[Records from a data collection]
* * * * *

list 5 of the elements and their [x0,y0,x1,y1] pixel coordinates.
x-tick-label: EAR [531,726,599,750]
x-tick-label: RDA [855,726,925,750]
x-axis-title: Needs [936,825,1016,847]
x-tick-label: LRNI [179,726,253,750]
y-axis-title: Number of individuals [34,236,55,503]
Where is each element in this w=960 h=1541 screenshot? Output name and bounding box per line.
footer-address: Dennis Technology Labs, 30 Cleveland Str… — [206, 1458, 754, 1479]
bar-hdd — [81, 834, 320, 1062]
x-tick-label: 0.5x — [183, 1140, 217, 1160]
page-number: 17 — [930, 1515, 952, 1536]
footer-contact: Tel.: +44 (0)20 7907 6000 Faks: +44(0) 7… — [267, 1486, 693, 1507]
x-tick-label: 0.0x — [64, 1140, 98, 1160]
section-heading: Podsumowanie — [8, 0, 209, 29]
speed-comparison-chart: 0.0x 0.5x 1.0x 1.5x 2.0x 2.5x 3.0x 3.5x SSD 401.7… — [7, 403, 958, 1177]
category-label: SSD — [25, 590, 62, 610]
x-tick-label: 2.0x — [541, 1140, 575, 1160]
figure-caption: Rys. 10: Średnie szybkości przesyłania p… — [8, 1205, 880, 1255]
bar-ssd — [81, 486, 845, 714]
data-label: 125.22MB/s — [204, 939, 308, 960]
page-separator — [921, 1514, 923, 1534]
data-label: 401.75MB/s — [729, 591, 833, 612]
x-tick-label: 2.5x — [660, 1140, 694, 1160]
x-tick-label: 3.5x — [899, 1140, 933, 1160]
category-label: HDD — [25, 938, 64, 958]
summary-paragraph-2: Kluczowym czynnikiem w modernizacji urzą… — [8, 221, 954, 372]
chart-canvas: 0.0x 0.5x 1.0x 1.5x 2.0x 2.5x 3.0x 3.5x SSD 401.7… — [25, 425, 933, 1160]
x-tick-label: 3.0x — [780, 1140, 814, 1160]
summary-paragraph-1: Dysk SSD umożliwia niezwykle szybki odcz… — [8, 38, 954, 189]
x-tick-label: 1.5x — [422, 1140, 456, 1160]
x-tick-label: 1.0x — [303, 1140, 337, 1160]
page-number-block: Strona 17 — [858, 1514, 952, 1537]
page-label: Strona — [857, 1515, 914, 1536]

* * * * *

** Task goal **
Reproduce every line of the items above word for word, in the same order.

** Solution to this problem **
list 5 of the elements and their [x0,y0,x1,y1] pixel coordinates.
x-tick-label: EAR [531,726,599,750]
x-tick-label: RDA [855,726,925,750]
x-axis-title: Needs [936,825,1016,847]
x-tick-label: LRNI [179,726,253,750]
y-axis-title: Number of individuals [34,236,55,503]
Where is each element in this w=960 h=1541 screenshot? Output name and bounding box per line.
footer-address: Dennis Technology Labs, 30 Cleveland Str… — [206, 1458, 754, 1479]
bar-hdd — [81, 834, 320, 1062]
x-tick-label: 0.5x — [183, 1140, 217, 1160]
page-number: 17 — [930, 1515, 952, 1536]
footer-contact: Tel.: +44 (0)20 7907 6000 Faks: +44(0) 7… — [267, 1486, 693, 1507]
x-tick-label: 0.0x — [64, 1140, 98, 1160]
section-heading: Podsumowanie — [8, 0, 209, 29]
speed-comparison-chart: 0.0x 0.5x 1.0x 1.5x 2.0x 2.5x 3.0x 3.5x SSD 401.7… — [7, 403, 958, 1177]
category-label: SSD — [25, 590, 62, 610]
x-tick-label: 2.0x — [541, 1140, 575, 1160]
figure-caption: Rys. 10: Średnie szybkości przesyłania p… — [8, 1205, 880, 1255]
bar-ssd — [81, 486, 845, 714]
data-label: 125.22MB/s — [204, 939, 308, 960]
page-separator — [921, 1514, 923, 1534]
data-label: 401.75MB/s — [729, 591, 833, 612]
x-tick-label: 2.5x — [660, 1140, 694, 1160]
x-tick-label: 3.5x — [899, 1140, 933, 1160]
category-label: HDD — [25, 938, 64, 958]
summary-paragraph-2: Kluczowym czynnikiem w modernizacji urzą… — [8, 221, 954, 372]
chart-canvas: 0.0x 0.5x 1.0x 1.5x 2.0x 2.5x 3.0x 3.5x SSD 401.7… — [25, 425, 933, 1160]
x-tick-label: 3.0x — [780, 1140, 814, 1160]
summary-paragraph-1: Dysk SSD umożliwia niezwykle szybki odcz… — [8, 38, 954, 189]
x-tick-label: 1.5x — [422, 1140, 456, 1160]
x-tick-label: 1.0x — [303, 1140, 337, 1160]
page-number-block: Strona 17 — [858, 1514, 952, 1537]
page-label: Strona — [857, 1515, 914, 1536]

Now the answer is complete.